Stored records:

— begin —

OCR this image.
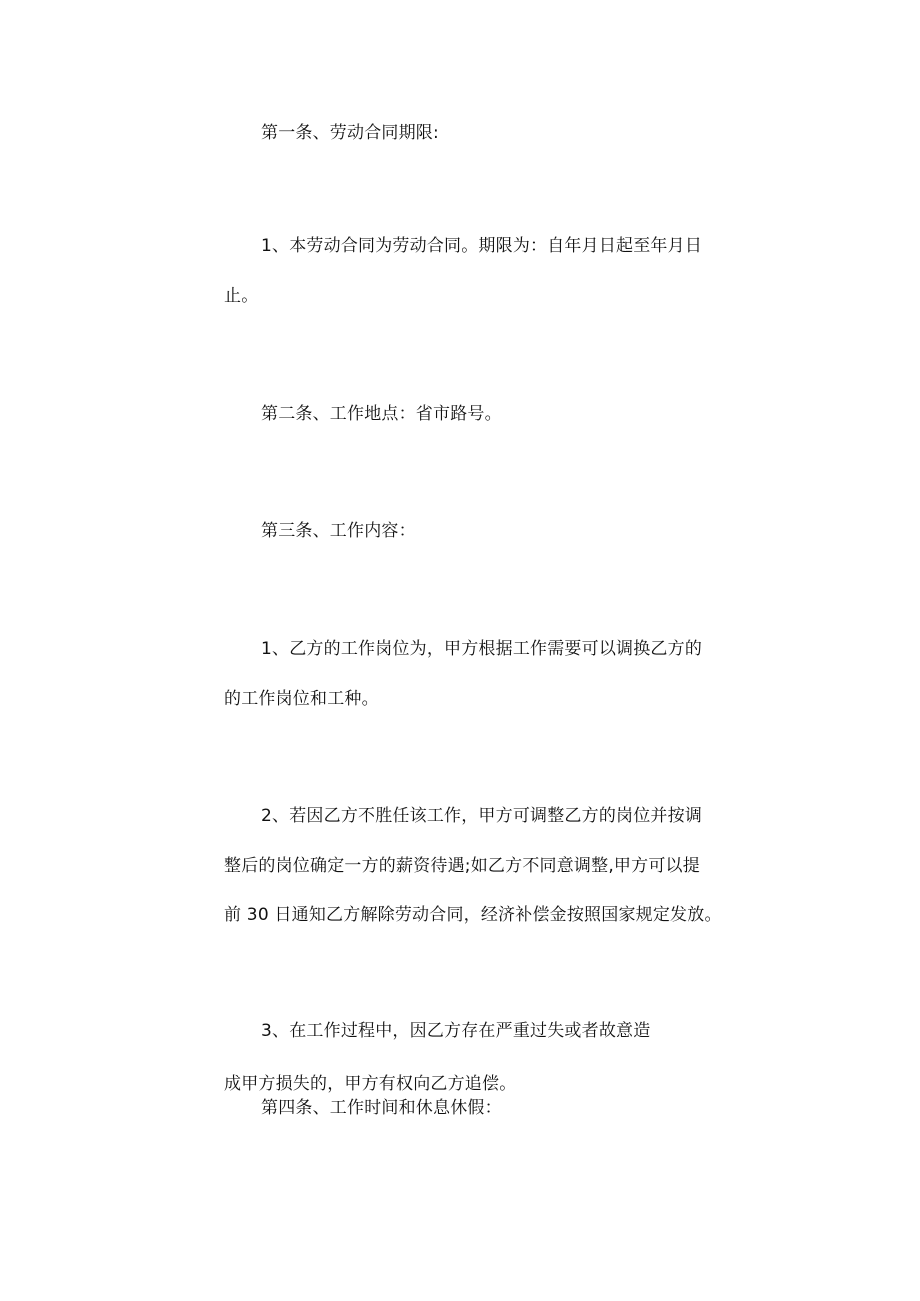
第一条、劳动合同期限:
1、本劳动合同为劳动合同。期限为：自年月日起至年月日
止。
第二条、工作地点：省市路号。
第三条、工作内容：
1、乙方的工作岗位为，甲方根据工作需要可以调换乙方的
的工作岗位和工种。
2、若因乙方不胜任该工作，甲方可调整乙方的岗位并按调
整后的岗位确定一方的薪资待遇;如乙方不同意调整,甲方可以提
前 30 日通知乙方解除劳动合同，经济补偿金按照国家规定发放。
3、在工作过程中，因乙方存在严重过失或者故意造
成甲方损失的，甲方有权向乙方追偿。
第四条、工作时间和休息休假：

— end —
— begin —

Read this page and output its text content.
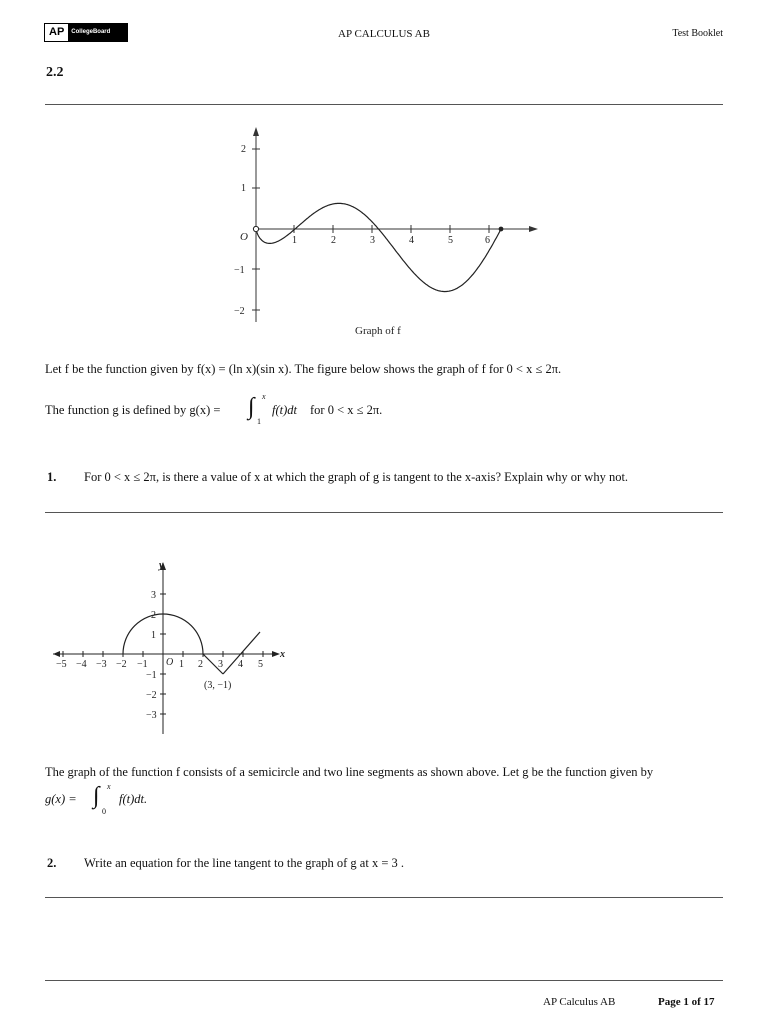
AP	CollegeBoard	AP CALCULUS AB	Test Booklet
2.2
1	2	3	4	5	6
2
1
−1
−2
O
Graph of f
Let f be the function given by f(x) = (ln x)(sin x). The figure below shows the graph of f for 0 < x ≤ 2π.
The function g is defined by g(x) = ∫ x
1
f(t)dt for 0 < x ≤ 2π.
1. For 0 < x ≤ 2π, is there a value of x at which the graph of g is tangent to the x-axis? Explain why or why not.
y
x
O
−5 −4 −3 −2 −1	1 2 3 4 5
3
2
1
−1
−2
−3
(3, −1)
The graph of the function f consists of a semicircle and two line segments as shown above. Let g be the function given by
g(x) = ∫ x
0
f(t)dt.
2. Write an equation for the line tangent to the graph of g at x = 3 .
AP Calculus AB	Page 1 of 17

— end —

PROBLEM TO SOLVE —
Where a line contains "tangent", copy that line.

EXERCISE SOLUTION —
1. For 0 < x ≤ 2π, is there a value of x at which the graph of g is tangent to the x-axis? Explain why or why not.
2. Write an equation for the line tangent to the graph of g at x = 3 .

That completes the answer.